___ EXTRACTED MATERIAL ___

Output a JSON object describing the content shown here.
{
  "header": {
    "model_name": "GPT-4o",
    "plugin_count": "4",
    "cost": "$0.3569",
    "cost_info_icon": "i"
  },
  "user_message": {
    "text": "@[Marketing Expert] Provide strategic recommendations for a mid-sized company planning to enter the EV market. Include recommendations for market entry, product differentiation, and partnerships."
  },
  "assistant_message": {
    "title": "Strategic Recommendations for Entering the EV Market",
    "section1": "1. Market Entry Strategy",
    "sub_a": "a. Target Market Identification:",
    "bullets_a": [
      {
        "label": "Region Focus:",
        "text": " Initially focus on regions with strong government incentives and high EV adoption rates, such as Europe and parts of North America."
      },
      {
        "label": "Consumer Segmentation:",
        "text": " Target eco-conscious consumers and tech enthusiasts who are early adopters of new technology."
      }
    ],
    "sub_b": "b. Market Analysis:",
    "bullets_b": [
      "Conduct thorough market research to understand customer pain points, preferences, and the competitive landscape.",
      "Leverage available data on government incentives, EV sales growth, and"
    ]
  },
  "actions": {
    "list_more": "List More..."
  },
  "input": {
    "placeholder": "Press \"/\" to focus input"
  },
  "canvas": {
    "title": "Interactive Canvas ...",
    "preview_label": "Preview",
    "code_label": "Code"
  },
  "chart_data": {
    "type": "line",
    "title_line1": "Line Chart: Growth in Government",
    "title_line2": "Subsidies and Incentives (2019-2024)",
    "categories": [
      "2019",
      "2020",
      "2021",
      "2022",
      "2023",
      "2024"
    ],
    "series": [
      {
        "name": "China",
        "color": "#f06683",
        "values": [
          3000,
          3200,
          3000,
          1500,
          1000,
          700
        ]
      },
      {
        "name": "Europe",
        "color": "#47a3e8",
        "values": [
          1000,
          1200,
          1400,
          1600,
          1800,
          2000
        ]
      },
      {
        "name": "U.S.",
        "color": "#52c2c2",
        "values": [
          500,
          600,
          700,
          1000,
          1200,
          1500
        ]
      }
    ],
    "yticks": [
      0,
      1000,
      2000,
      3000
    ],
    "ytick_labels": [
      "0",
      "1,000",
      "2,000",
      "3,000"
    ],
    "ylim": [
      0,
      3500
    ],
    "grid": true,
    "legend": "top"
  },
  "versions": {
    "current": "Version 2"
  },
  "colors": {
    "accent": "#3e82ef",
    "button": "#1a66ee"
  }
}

___

WHAT THE EXERCISE ASKS ▸ All of the entries above must be quoted exactly.

TASK ANSWER ▸
Output a JSON object describing the content shown here.
{
  "header": {
    "model_name": "GPT-4o",
    "plugin_count": "4",
    "cost": "$0.3569",
    "cost_info_icon": "i"
  },
  "user_message": {
    "text": "@[Marketing Expert] Provide strategic recommendations for a mid-sized company planning to enter the EV market. Include recommendations for market entry, product differentiation, and partnerships."
  },
  "assistant_message": {
    "title": "Strategic Recommendations for Entering the EV Market",
    "section1": "1. Market Entry Strategy",
    "sub_a": "a. Target Market Identification:",
    "bullets_a": [
      {
        "label": "Region Focus:",
        "text": " Initially focus on regions with strong government incentives and high EV adoption rates, such as Europe and parts of North America."
      },
      {
        "label": "Consumer Segmentation:",
        "text": " Target eco-conscious consumers and tech enthusiasts who are early adopters of new technology."
      }
    ],
    "sub_b": "b. Market Analysis:",
    "bullets_b": [
      "Conduct thorough market research to understand customer pain points, preferences, and the competitive landscape.",
      "Leverage available data on government incentives, EV sales growth, and"
    ]
  },
  "actions": {
    "list_more": "List More..."
  },
  "input": {
    "placeholder": "Press \"/\" to focus input"
  },
  "canvas": {
    "title": "Interactive Canvas ...",
    "preview_label": "Preview",
    "code_label": "Code"
  },
  "chart_data": {
    "type": "line",
    "title_line1": "Line Chart: Growth in Government",
    "title_line2": "Subsidies and Incentives (2019-2024)",
    "categories": [
      "2019",
      "2020",
      "2021",
      "2022",
      "2023",
      "2024"
    ],
    "series": [
      {
        "name": "China",
        "color": "#f06683",
        "values": [
          3000,
          3200,
          3000,
          1500,
          1000,
          700
        ]
      },
      {
        "name": "Europe",
        "color": "#47a3e8",
        "values": [
          1000,
          1200,
          1400,
          1600,
          1800,
          2000
        ]
      },
      {
        "name": "U.S.",
        "color": "#52c2c2",
        "values": [
          500,
          600,
          700,
          1000,
          1200,
          1500
        ]
      }
    ],
    "yticks": [
      0,
      1000,
      2000,
      3000
    ],
    "ytick_labels": [
      "0",
      "1,000",
      "2,000",
      "3,000"
    ],
    "ylim": [
      0,
      3500
    ],
    "grid": true,
    "legend": "top"
  },
  "versions": {
    "current": "Version 2"
  },
  "colors": {
    "accent": "#3e82ef",
    "button": "#1a66ee"
  }
}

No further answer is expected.